▶ _Task details_
Copy out each line in the material below that has the word "Ctrl".

———

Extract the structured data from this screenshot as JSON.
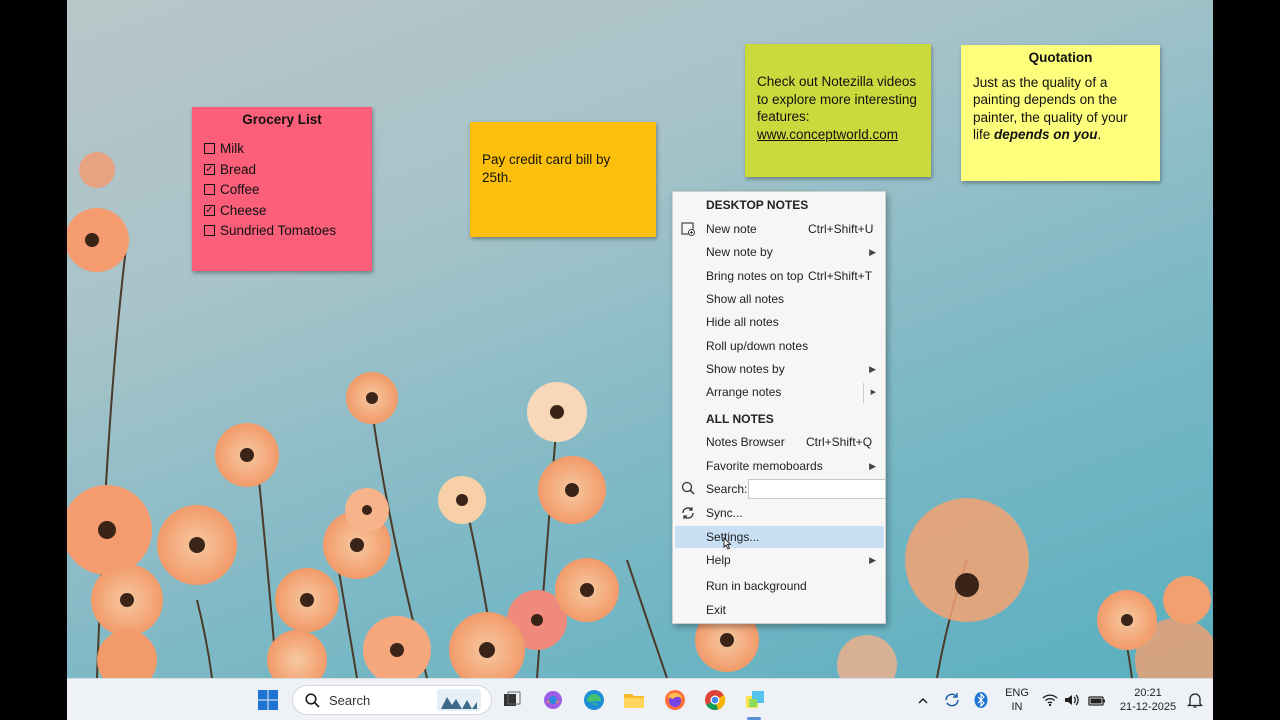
{
  "notes": {
    "grocery": {
      "title": "Grocery List",
      "items": [
        {
          "label": "Milk",
          "checked": false
        },
        {
          "label": "Bread",
          "checked": true
        },
        {
          "label": "Coffee",
          "checked": false
        },
        {
          "label": "Cheese",
          "checked": true
        },
        {
          "label": "Sundried Tomatoes",
          "checked": false
        }
      ],
      "color": "#fb5f7a"
    },
    "pay": {
      "text": "Pay credit card bill by 25th.",
      "color": "#fcc00c"
    },
    "video": {
      "text": "Check out Notezilla videos to explore more interesting features:",
      "link": "www.conceptworld.com",
      "color": "#cbd93d"
    },
    "quote": {
      "title": "Quotation",
      "text_before": "Just as the quality of a painting depends on the painter, the quality of your life ",
      "text_bold": "depends on you",
      "text_after": ".",
      "color": "#fefe7d"
    }
  },
  "menu": {
    "section_desktop": "DESKTOP NOTES",
    "new_note": "New note",
    "new_note_shortcut": "Ctrl+Shift+U",
    "new_note_by": "New note by",
    "bring_top": "Bring notes on top",
    "bring_top_shortcut": "Ctrl+Shift+T",
    "show_all": "Show all notes",
    "hide_all": "Hide all notes",
    "roll": "Roll up/down notes",
    "show_by": "Show notes by",
    "arrange": "Arrange notes",
    "section_all": "ALL NOTES",
    "browser": "Notes Browser",
    "browser_shortcut": "Ctrl+Shift+Q",
    "favorite": "Favorite memoboards",
    "search_label": "Search:",
    "sync": "Sync...",
    "settings": "Settings...",
    "help": "Help",
    "run_bg": "Run in background",
    "exit": "Exit"
  },
  "taskbar": {
    "search_label": "Search",
    "lang_line1": "ENG",
    "lang_line2": "IN",
    "time": "20:21",
    "date": "21-12-2025"
  }
}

———

▶ _Problem solution_
    "new_note_shortcut": "Ctrl+Shift+U",
    "bring_top_shortcut": "Ctrl+Shift+T",
    "browser_shortcut": "Ctrl+Shift+Q",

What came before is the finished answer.